##### Listed entries

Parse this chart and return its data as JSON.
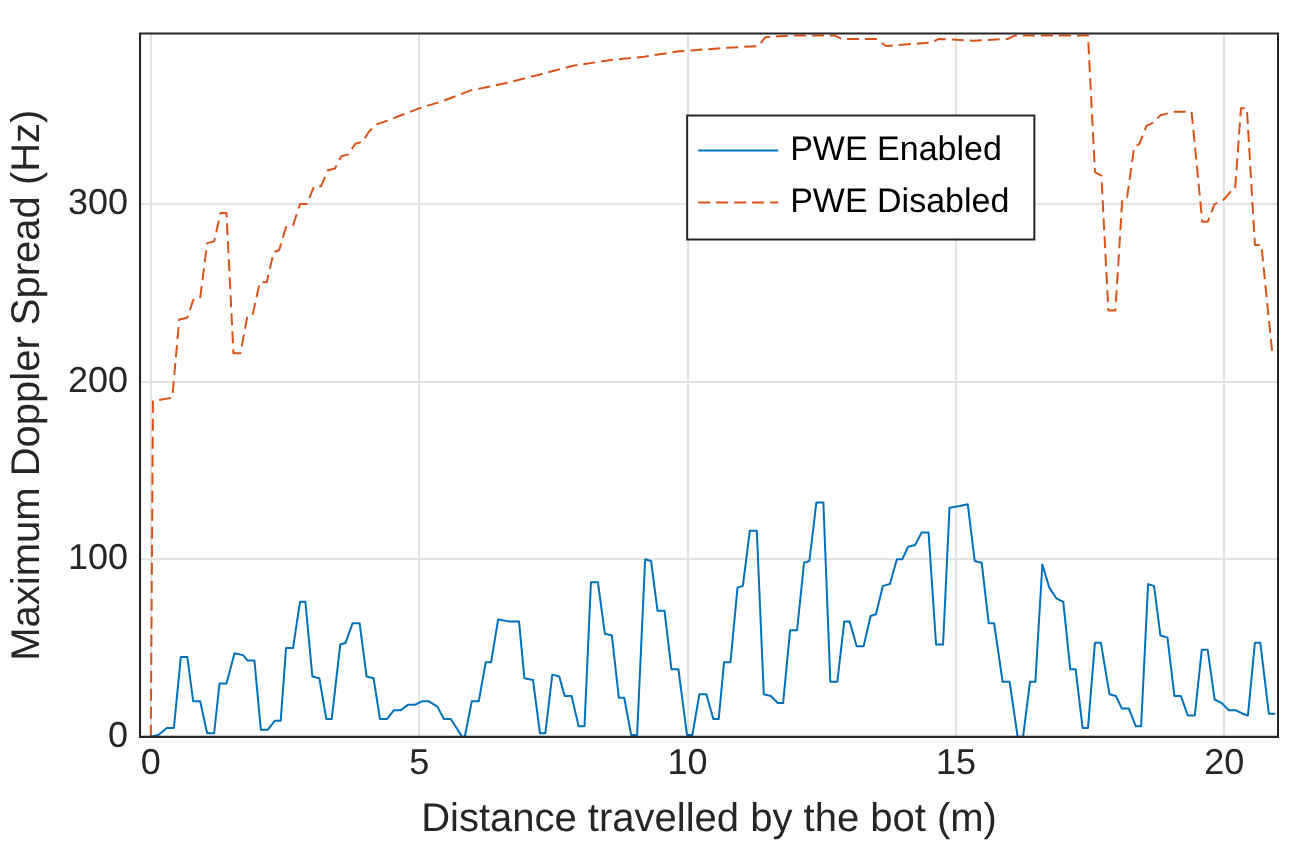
{
  "chart_data": {
    "type": "line",
    "xlabel": "Distance travelled by the bot (m)",
    "ylabel": "Maximum Doppler Spread (Hz)",
    "xlim": [
      -0.2,
      21
    ],
    "xticks": [
      0,
      5,
      10,
      15,
      20
    ],
    "ylim": [
      0,
      396
    ],
    "yticks": [
      0,
      100,
      200,
      300
    ],
    "grid": true,
    "legend": "top right",
    "marker": "none",
    "series": [
      {
        "name": "PWE Enabled",
        "color": "#0072bd",
        "line_style": "solid",
        "x": [
          0,
          0.14,
          0.3,
          0.43,
          0.56,
          0.68,
          0.79,
          0.92,
          1.05,
          1.18,
          1.28,
          1.41,
          1.56,
          1.72,
          1.8,
          1.93,
          2.05,
          2.18,
          2.31,
          2.42,
          2.52,
          2.65,
          2.78,
          2.88,
          3.01,
          3.14,
          3.27,
          3.37,
          3.53,
          3.63,
          3.76,
          3.89,
          4.02,
          4.15,
          4.27,
          4.4,
          4.53,
          4.66,
          4.79,
          4.92,
          5.05,
          5.18,
          5.34,
          5.46,
          5.59,
          5.8,
          5.85,
          5.98,
          6.11,
          6.24,
          6.34,
          6.47,
          6.67,
          6.86,
          6.96,
          7.12,
          7.25,
          7.35,
          7.48,
          7.61,
          7.71,
          7.84,
          7.97,
          8.08,
          8.2,
          8.33,
          8.46,
          8.59,
          8.72,
          8.82,
          8.95,
          9.06,
          9.21,
          9.32,
          9.44,
          9.57,
          9.7,
          9.83,
          9.99,
          10.09,
          10.22,
          10.35,
          10.48,
          10.58,
          10.68,
          10.8,
          10.93,
          11.03,
          11.16,
          11.29,
          11.42,
          11.55,
          11.68,
          11.78,
          11.91,
          12.04,
          12.17,
          12.27,
          12.4,
          12.53,
          12.66,
          12.79,
          12.92,
          13.02,
          13.15,
          13.28,
          13.41,
          13.51,
          13.64,
          13.77,
          13.9,
          14,
          14.11,
          14.24,
          14.36,
          14.49,
          14.63,
          14.76,
          14.88,
          15.07,
          15.22,
          15.35,
          15.48,
          15.61,
          15.71,
          15.87,
          16,
          16.15,
          16.25,
          16.38,
          16.48,
          16.61,
          16.74,
          16.87,
          17,
          17.13,
          17.23,
          17.36,
          17.46,
          17.59,
          17.7,
          17.86,
          17.98,
          18.09,
          18.22,
          18.35,
          18.45,
          18.58,
          18.69,
          18.81,
          18.94,
          19.07,
          19.19,
          19.32,
          19.45,
          19.58,
          19.69,
          19.82,
          19.95,
          20.08,
          20.21,
          20.34,
          20.44,
          20.57,
          20.67,
          20.83,
          20.95
        ],
        "values": [
          0,
          1,
          5,
          5,
          45,
          45,
          20,
          20,
          2,
          2,
          30,
          30,
          47,
          46,
          43,
          43,
          4,
          4,
          9,
          9,
          50,
          50,
          76,
          76,
          34,
          33,
          10,
          10,
          52,
          53,
          64,
          64,
          34,
          33,
          10,
          10,
          15,
          15,
          18,
          18,
          20,
          20,
          17,
          10,
          10,
          0,
          0,
          20,
          20,
          42,
          42,
          66,
          65,
          65,
          33,
          32,
          2,
          2,
          35,
          34,
          23,
          23,
          6,
          6,
          87,
          87,
          58,
          57,
          22,
          22,
          1,
          1,
          100,
          99,
          71,
          71,
          38,
          38,
          1,
          1,
          24,
          24,
          10,
          10,
          42,
          42,
          84,
          85,
          116,
          116,
          24,
          23,
          19,
          19,
          60,
          60,
          98,
          99,
          132,
          132,
          31,
          31,
          65,
          65,
          51,
          51,
          68,
          69,
          85,
          86,
          100,
          100,
          107,
          108,
          115,
          115,
          52,
          52,
          129,
          130,
          131,
          99,
          98,
          64,
          64,
          31,
          31,
          0,
          0,
          31,
          31,
          97,
          84,
          78,
          76,
          38,
          38,
          5,
          5,
          53,
          53,
          24,
          23,
          16,
          16,
          6,
          6,
          86,
          85,
          57,
          56,
          23,
          23,
          12,
          12,
          49,
          49,
          21,
          19,
          15,
          15,
          13,
          12,
          53,
          53,
          13,
          13
        ]
      },
      {
        "name": "PWE Disabled",
        "color": "#d95319",
        "line_style": "dashed",
        "x": [
          0,
          0.04,
          0.4,
          0.53,
          0.68,
          0.79,
          0.92,
          1.05,
          1.18,
          1.3,
          1.41,
          1.54,
          1.67,
          1.8,
          1.9,
          2.03,
          2.16,
          2.29,
          2.39,
          2.52,
          2.65,
          2.78,
          2.91,
          3.04,
          3.17,
          3.3,
          3.43,
          3.55,
          3.68,
          3.81,
          3.94,
          4.07,
          4.22,
          4.41,
          4.66,
          5.01,
          5.44,
          5.96,
          6.6,
          7.25,
          7.89,
          8.54,
          9.19,
          9.83,
          10.74,
          11.32,
          11.45,
          11.96,
          12.74,
          12.87,
          13.51,
          13.7,
          14.55,
          14.68,
          15.33,
          15.97,
          16.1,
          17.46,
          17.59,
          17.71,
          17.84,
          17.97,
          18.1,
          18.19,
          18.32,
          18.42,
          18.55,
          18.68,
          18.81,
          19.07,
          19.39,
          19.59,
          19.69,
          19.82,
          19.97,
          20.12,
          20.2,
          20.31,
          20.42,
          20.57,
          20.69,
          20.9
        ],
        "values": [
          0,
          189,
          191,
          235,
          236,
          246,
          247,
          278,
          279,
          295,
          295,
          216,
          216,
          237,
          238,
          256,
          256,
          273,
          274,
          287,
          288,
          300,
          300,
          310,
          310,
          319,
          320,
          327,
          328,
          334,
          335,
          341,
          345,
          347,
          350,
          354,
          358,
          364,
          368,
          373,
          378,
          381,
          383,
          386,
          388,
          389,
          394,
          395,
          395,
          393,
          393,
          389,
          391,
          393,
          392,
          393,
          395,
          395,
          318,
          316,
          240,
          240,
          303,
          304,
          332,
          334,
          344,
          346,
          350,
          352,
          352,
          290,
          290,
          300,
          302,
          307,
          308,
          354,
          354,
          277,
          277,
          214
        ]
      }
    ]
  }
}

##########

#### The exercise
Repeat the data exactly, dropping every picture it holds.

#### Result of this exercise
Parse this chart and return its data as JSON.
{
  "chart_data": {
    "type": "line",
    "xlabel": "Distance travelled by the bot (m)",
    "ylabel": "Maximum Doppler Spread (Hz)",
    "xlim": [
      -0.2,
      21
    ],
    "xticks": [
      0,
      5,
      10,
      15,
      20
    ],
    "ylim": [
      0,
      396
    ],
    "yticks": [
      0,
      100,
      200,
      300
    ],
    "grid": true,
    "legend": "top right",
    "marker": "none",
    "series": [
      {
        "name": "PWE Enabled",
        "color": "#0072bd",
        "line_style": "solid",
        "x": [
          0,
          0.14,
          0.3,
          0.43,
          0.56,
          0.68,
          0.79,
          0.92,
          1.05,
          1.18,
          1.28,
          1.41,
          1.56,
          1.72,
          1.8,
          1.93,
          2.05,
          2.18,
          2.31,
          2.42,
          2.52,
          2.65,
          2.78,
          2.88,
          3.01,
          3.14,
          3.27,
          3.37,
          3.53,
          3.63,
          3.76,
          3.89,
          4.02,
          4.15,
          4.27,
          4.4,
          4.53,
          4.66,
          4.79,
          4.92,
          5.05,
          5.18,
          5.34,
          5.46,
          5.59,
          5.8,
          5.85,
          5.98,
          6.11,
          6.24,
          6.34,
          6.47,
          6.67,
          6.86,
          6.96,
          7.12,
          7.25,
          7.35,
          7.48,
          7.61,
          7.71,
          7.84,
          7.97,
          8.08,
          8.2,
          8.33,
          8.46,
          8.59,
          8.72,
          8.82,
          8.95,
          9.06,
          9.21,
          9.32,
          9.44,
          9.57,
          9.7,
          9.83,
          9.99,
          10.09,
          10.22,
          10.35,
          10.48,
          10.58,
          10.68,
          10.8,
          10.93,
          11.03,
          11.16,
          11.29,
          11.42,
          11.55,
          11.68,
          11.78,
          11.91,
          12.04,
          12.17,
          12.27,
          12.4,
          12.53,
          12.66,
          12.79,
          12.92,
          13.02,
          13.15,
          13.28,
          13.41,
          13.51,
          13.64,
          13.77,
          13.9,
          14,
          14.11,
          14.24,
          14.36,
          14.49,
          14.63,
          14.76,
          14.88,
          15.07,
          15.22,
          15.35,
          15.48,
          15.61,
          15.71,
          15.87,
          16,
          16.15,
          16.25,
          16.38,
          16.48,
          16.61,
          16.74,
          16.87,
          17,
          17.13,
          17.23,
          17.36,
          17.46,
          17.59,
          17.7,
          17.86,
          17.98,
          18.09,
          18.22,
          18.35,
          18.45,
          18.58,
          18.69,
          18.81,
          18.94,
          19.07,
          19.19,
          19.32,
          19.45,
          19.58,
          19.69,
          19.82,
          19.95,
          20.08,
          20.21,
          20.34,
          20.44,
          20.57,
          20.67,
          20.83,
          20.95
        ],
        "values": [
          0,
          1,
          5,
          5,
          45,
          45,
          20,
          20,
          2,
          2,
          30,
          30,
          47,
          46,
          43,
          43,
          4,
          4,
          9,
          9,
          50,
          50,
          76,
          76,
          34,
          33,
          10,
          10,
          52,
          53,
          64,
          64,
          34,
          33,
          10,
          10,
          15,
          15,
          18,
          18,
          20,
          20,
          17,
          10,
          10,
          0,
          0,
          20,
          20,
          42,
          42,
          66,
          65,
          65,
          33,
          32,
          2,
          2,
          35,
          34,
          23,
          23,
          6,
          6,
          87,
          87,
          58,
          57,
          22,
          22,
          1,
          1,
          100,
          99,
          71,
          71,
          38,
          38,
          1,
          1,
          24,
          24,
          10,
          10,
          42,
          42,
          84,
          85,
          116,
          116,
          24,
          23,
          19,
          19,
          60,
          60,
          98,
          99,
          132,
          132,
          31,
          31,
          65,
          65,
          51,
          51,
          68,
          69,
          85,
          86,
          100,
          100,
          107,
          108,
          115,
          115,
          52,
          52,
          129,
          130,
          131,
          99,
          98,
          64,
          64,
          31,
          31,
          0,
          0,
          31,
          31,
          97,
          84,
          78,
          76,
          38,
          38,
          5,
          5,
          53,
          53,
          24,
          23,
          16,
          16,
          6,
          6,
          86,
          85,
          57,
          56,
          23,
          23,
          12,
          12,
          49,
          49,
          21,
          19,
          15,
          15,
          13,
          12,
          53,
          53,
          13,
          13
        ]
      },
      {
        "name": "PWE Disabled",
        "color": "#d95319",
        "line_style": "dashed",
        "x": [
          0,
          0.04,
          0.4,
          0.53,
          0.68,
          0.79,
          0.92,
          1.05,
          1.18,
          1.3,
          1.41,
          1.54,
          1.67,
          1.8,
          1.9,
          2.03,
          2.16,
          2.29,
          2.39,
          2.52,
          2.65,
          2.78,
          2.91,
          3.04,
          3.17,
          3.3,
          3.43,
          3.55,
          3.68,
          3.81,
          3.94,
          4.07,
          4.22,
          4.41,
          4.66,
          5.01,
          5.44,
          5.96,
          6.6,
          7.25,
          7.89,
          8.54,
          9.19,
          9.83,
          10.74,
          11.32,
          11.45,
          11.96,
          12.74,
          12.87,
          13.51,
          13.7,
          14.55,
          14.68,
          15.33,
          15.97,
          16.1,
          17.46,
          17.59,
          17.71,
          17.84,
          17.97,
          18.1,
          18.19,
          18.32,
          18.42,
          18.55,
          18.68,
          18.81,
          19.07,
          19.39,
          19.59,
          19.69,
          19.82,
          19.97,
          20.12,
          20.2,
          20.31,
          20.42,
          20.57,
          20.69,
          20.9
        ],
        "values": [
          0,
          189,
          191,
          235,
          236,
          246,
          247,
          278,
          279,
          295,
          295,
          216,
          216,
          237,
          238,
          256,
          256,
          273,
          274,
          287,
          288,
          300,
          300,
          310,
          310,
          319,
          320,
          327,
          328,
          334,
          335,
          341,
          345,
          347,
          350,
          354,
          358,
          364,
          368,
          373,
          378,
          381,
          383,
          386,
          388,
          389,
          394,
          395,
          395,
          393,
          393,
          389,
          391,
          393,
          392,
          393,
          395,
          395,
          318,
          316,
          240,
          240,
          303,
          304,
          332,
          334,
          344,
          346,
          350,
          352,
          352,
          290,
          290,
          300,
          302,
          307,
          308,
          354,
          354,
          277,
          277,
          214
        ]
      }
    ]
  }
}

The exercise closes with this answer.